CHALLENGE –
Repeat the material below word for word and leave out all pictures.

(Lines of data)
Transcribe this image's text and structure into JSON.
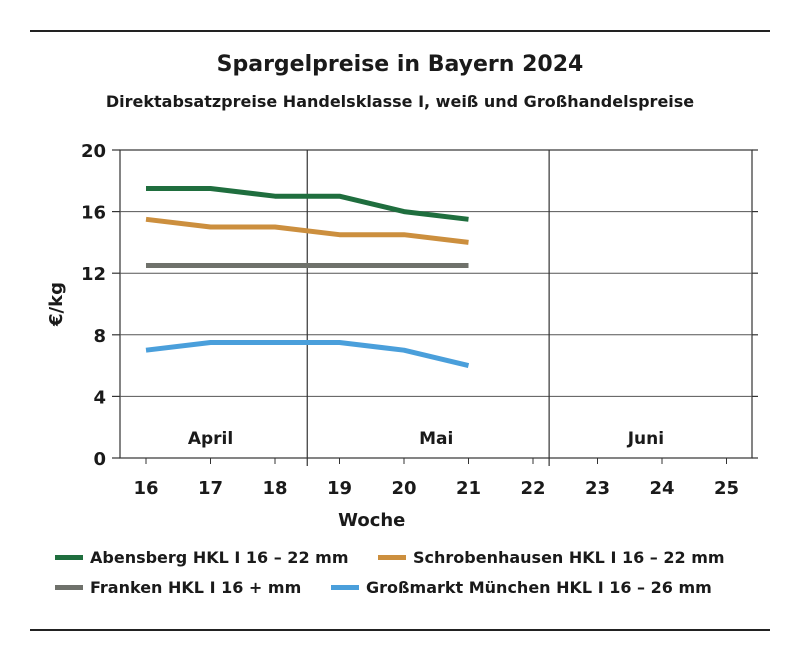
{
  "chart_data": {
    "type": "line",
    "title": "Spargelpreise in Bayern 2024",
    "subtitle": "Direktabsatzpreise Handelsklasse I, weiß und Großhandelspreise",
    "xlabel": "Woche",
    "ylabel": "€/kg",
    "ylim": [
      0,
      20
    ],
    "yticks": [
      0,
      4,
      8,
      12,
      16,
      20
    ],
    "xlim": [
      16,
      25
    ],
    "xticks": [
      16,
      17,
      18,
      19,
      20,
      21,
      22,
      23,
      24,
      25
    ],
    "months": [
      {
        "label": "April",
        "center": 17.0
      },
      {
        "label": "Mai",
        "center": 20.5
      },
      {
        "label": "Juni",
        "center": 23.75
      }
    ],
    "series": [
      {
        "name": "Abensberg HKL I 16 – 22 mm",
        "color": "#1f6e3e",
        "x": [
          16,
          17,
          18,
          19,
          20,
          21
        ],
        "values": [
          17.5,
          17.5,
          17.0,
          17.0,
          16.0,
          15.5
        ]
      },
      {
        "name": "Schrobenhausen HKL I 16 – 22 mm",
        "color": "#cc8f3e",
        "x": [
          16,
          17,
          18,
          19,
          20,
          21
        ],
        "values": [
          15.5,
          15.0,
          15.0,
          14.5,
          14.5,
          14.0
        ]
      },
      {
        "name": "Franken HKL I 16 + mm",
        "color": "#6f716b",
        "x": [
          16,
          17,
          18,
          19,
          20,
          21
        ],
        "values": [
          12.5,
          12.5,
          12.5,
          12.5,
          12.5,
          12.5
        ]
      },
      {
        "name": "Großmarkt München HKL I 16 – 26 mm",
        "color": "#4a9fdb",
        "x": [
          16,
          17,
          18,
          19,
          20,
          21
        ],
        "values": [
          7.0,
          7.5,
          7.5,
          7.5,
          7.0,
          6.0
        ]
      }
    ],
    "grid": true,
    "legend": "bottom"
  }
}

SOLUTION FOR THIS EXERCISE –
Transcribe this image's text and structure into JSON.
{
  "chart_data": {
    "type": "line",
    "title": "Spargelpreise in Bayern 2024",
    "subtitle": "Direktabsatzpreise Handelsklasse I, weiß und Großhandelspreise",
    "xlabel": "Woche",
    "ylabel": "€/kg",
    "ylim": [
      0,
      20
    ],
    "yticks": [
      0,
      4,
      8,
      12,
      16,
      20
    ],
    "xlim": [
      16,
      25
    ],
    "xticks": [
      16,
      17,
      18,
      19,
      20,
      21,
      22,
      23,
      24,
      25
    ],
    "months": [
      {
        "label": "April",
        "center": 17.0
      },
      {
        "label": "Mai",
        "center": 20.5
      },
      {
        "label": "Juni",
        "center": 23.75
      }
    ],
    "series": [
      {
        "name": "Abensberg HKL I 16 – 22 mm",
        "color": "#1f6e3e",
        "x": [
          16,
          17,
          18,
          19,
          20,
          21
        ],
        "values": [
          17.5,
          17.5,
          17.0,
          17.0,
          16.0,
          15.5
        ]
      },
      {
        "name": "Schrobenhausen HKL I 16 – 22 mm",
        "color": "#cc8f3e",
        "x": [
          16,
          17,
          18,
          19,
          20,
          21
        ],
        "values": [
          15.5,
          15.0,
          15.0,
          14.5,
          14.5,
          14.0
        ]
      },
      {
        "name": "Franken HKL I 16 + mm",
        "color": "#6f716b",
        "x": [
          16,
          17,
          18,
          19,
          20,
          21
        ],
        "values": [
          12.5,
          12.5,
          12.5,
          12.5,
          12.5,
          12.5
        ]
      },
      {
        "name": "Großmarkt München HKL I 16 – 26 mm",
        "color": "#4a9fdb",
        "x": [
          16,
          17,
          18,
          19,
          20,
          21
        ],
        "values": [
          7.0,
          7.5,
          7.5,
          7.5,
          7.0,
          6.0
        ]
      }
    ],
    "grid": true,
    "legend": "bottom"
  }
}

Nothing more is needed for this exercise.